Work instructions: Return the data exactly, with all pictures removed.

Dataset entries
• • • • •

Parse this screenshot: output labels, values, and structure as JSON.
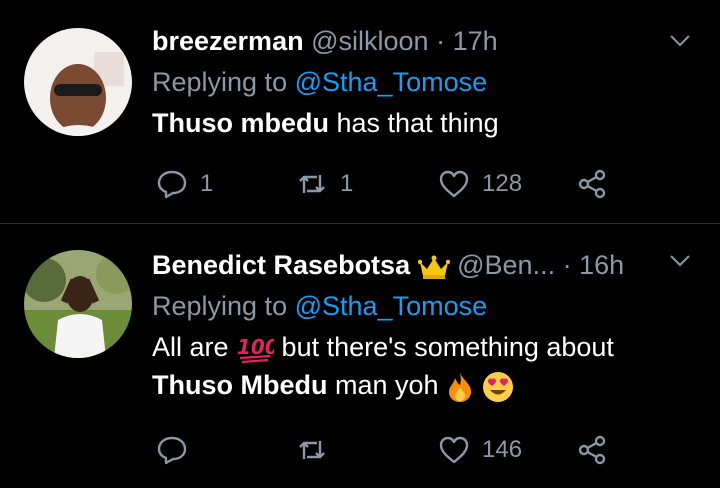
{
  "tweets": [
    {
      "display_name": "breezerman",
      "handle": "@silkloon",
      "separator": "·",
      "time": "17h",
      "replying_label": "Replying to",
      "replying_to": "@Stha_Tomose",
      "text_bold": "Thuso mbedu",
      "text_rest": " has that thing",
      "reply_count": "1",
      "retweet_count": "1",
      "like_count": "128"
    },
    {
      "display_name": "Benedict Rasebotsa",
      "badge_icon": "crown-icon",
      "handle": "@Ben...",
      "separator": "·",
      "time": "16h",
      "replying_label": "Replying to",
      "replying_to": "@Stha_Tomose",
      "line1_start": "All are ",
      "line1_emoji": "hundred-points-emoji",
      "line1_end": " but there's something about",
      "line2_bold": "Thuso Mbedu",
      "line2_rest": " man yoh",
      "line2_emojis": [
        "fire-emoji",
        "heart-eyes-emoji"
      ],
      "reply_count": "",
      "retweet_count": "",
      "like_count": "146"
    }
  ],
  "colors": {
    "background": "#000000",
    "secondary_text": "#8b98a5",
    "mention": "#1d9bf0",
    "divider": "#2f3336"
  }
}
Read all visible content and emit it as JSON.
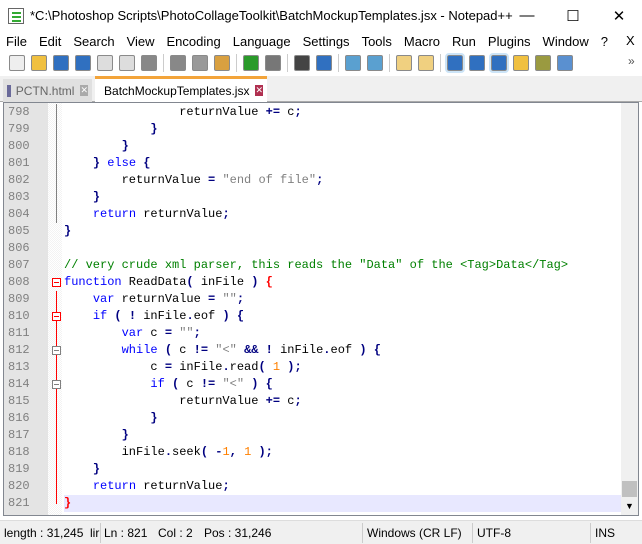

• • • • •

Task output:
Parse this screenshot: output labels, values, and structure as JSON.
{
  "tweets": [
    {
      "display_name": "breezerman",
      "handle": "@silkloon",
      "separator": "·",
      "time": "17h",
      "replying_label": "Replying to",
      "replying_to": "@Stha_Tomose",
      "text_bold": "Thuso mbedu",
      "text_rest": " has that thing",
      "reply_count": "1",
      "retweet_count": "1",
      "like_count": "128"
    },
    {
      "display_name": "Benedict Rasebotsa",
      "badge_icon": "crown-icon",
      "handle": "@Ben...",
      "separator": "·",
      "time": "16h",
      "replying_label": "Replying to",
      "replying_to": "@Stha_Tomose",
      "line1_start": "All are ",
      "line1_emoji": "hundred-points-emoji",
      "line1_end": " but there's something about",
      "line2_bold": "Thuso Mbedu",
      "line2_rest": " man yoh",
      "line2_emojis": [
        "fire-emoji",
        "heart-eyes-emoji"
      ],
      "reply_count": "",
      "retweet_count": "",
      "like_count": "146"
    }
  ],
  "colors": {
    "background": "#000000",
    "secondary_text": "#8b98a5",
    "mention": "#1d9bf0",
    "divider": "#2f3336"
  }
}
Read all visible content and emit it as JSON.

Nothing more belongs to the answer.